**Problem description**
Say how many lines in the records include the string "오전미사", adding no other words.

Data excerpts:

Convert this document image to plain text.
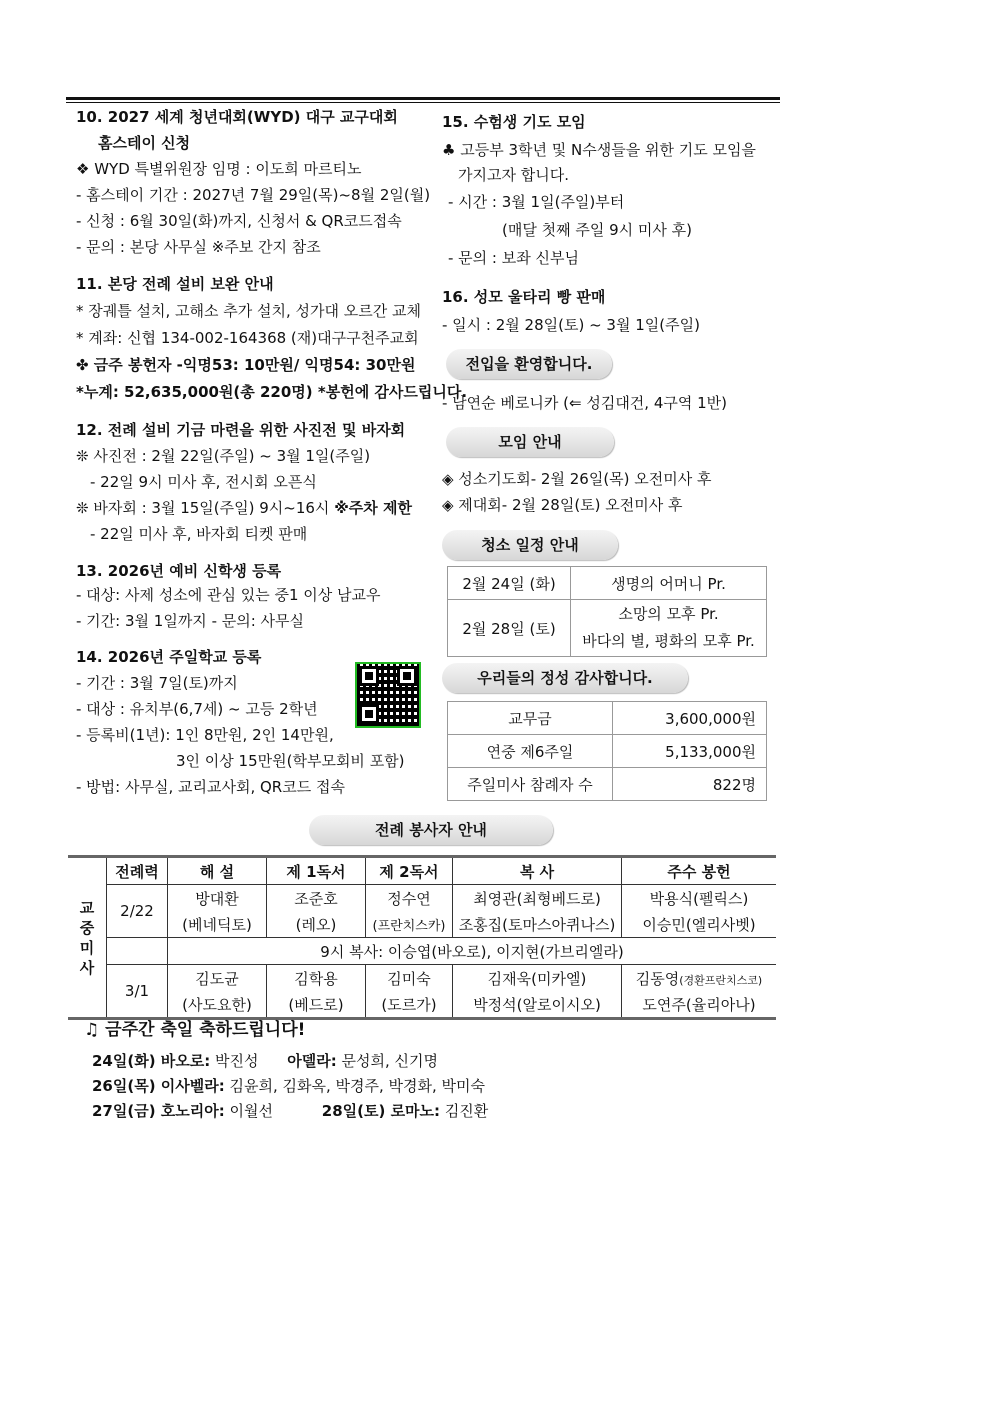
10. 2027 세계 청년대회(WYD) 대구 교구대회
홈스테이 신청
❖ WYD 특별위원장 임명 : 이도희 마르티노
- 홈스테이 기간 : 2027년 7월 29일(목)~8월 2일(월)
- 신청 : 6월 30일(화)까지, 신청서 & QR코드접속
- 문의 : 본당 사무실 ※주보 간지 참조
11. 본당 전례 설비 보완 안내
* 장궤틀 설치, 고해소 추가 설치, 성가대 오르간 교체
* 계좌: 신협 134-002-164368 (재)대구구천주교회
✤ 금주 봉헌자 -익명53: 10만원/ 익명54: 30만원
*누계: 52,635,000원(총 220명) *봉헌에 감사드립니다.
12. 전례 설비 기금 마련을 위한 사진전 및 바자회
❊ 사진전 : 2월 22일(주일) ~ 3월 1일(주일)
- 22일 9시 미사 후, 전시회 오픈식
❊ 바자회 : 3월 15일(주일) 9시~16시 ※주차 제한
- 22일 미사 후, 바자회 티켓 판매
13. 2026년 예비 신학생 등록
- 대상: 사제 성소에 관심 있는 중1 이상 남교우
- 기간: 3월 1일까지 - 문의: 사무실
14. 2026년 주일학교 등록
- 기간 : 3월 7일(토)까지
- 대상 : 유치부(6,7세) ~ 고등 2학년
- 등록비(1년): 1인 8만원, 2인 14만원,
3인 이상 15만원(학부모회비 포함)
- 방법: 사무실, 교리교사회, QR코드 접속
15. 수험생 기도 모임
♣ 고등부 3학년 및 N수생들을 위한 기도 모임을
가지고자 합니다.
- 시간 : 3월 1일(주일)부터
(매달 첫째 주일 9시 미사 후)
- 문의 : 보좌 신부님
16. 성모 울타리 빵 판매
- 일시 : 2월 28일(토) ~ 3월 1일(주일)
전입을 환영합니다.
- 남연순 베로니카 (⇐ 성김대건, 4구역 1반)
모임 안내
◈ 성소기도회- 2월 26일(목) 오전미사 후
◈ 제대회- 2월 28일(토) 오전미사 후
청소 일정 안내
2월 24일 (화)	생명의 어머니 Pr.
2월 28일 (토)	소망의 모후 Pr.
바다의 별, 평화의 모후 Pr.
우리들의 정성 감사합니다.
교무금	3,600,000원
연중 제6주일	5,133,000원
주일미사 참례자 수	822명
전례 봉사자 안내
교중미사	전례력	해 설	제 1독서	제 2독서	복 사	주수 봉헌
	2/22	방대환	조준호	정수연	최영관(최형베드로)	박용식(펠릭스)
		(베네딕토)	(레오)	(프란치스카)	조홍집(토마스아퀴나스)	이승민(엘리사벳)
		9시 복사: 이승엽(바오로), 이지현(가브리엘라)				
	3/1	김도균	김학용	김미숙	김재욱(미카엘)	김동영(경환프란치스코)
		(사도요한)	(베드로)	(도르가)	박정석(알로이시오)	도연주(율리아나)
♫ 금주간 축일 축하드립니다!
24일(화) 바오로: 박진성 아델라: 문성희, 신기명
26일(목) 이사벨라: 김윤희, 김화옥, 박경주, 박경화, 박미숙
27일(금) 호노리아: 이월선	28일(토) 로마노: 김진환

**Answer in full**
2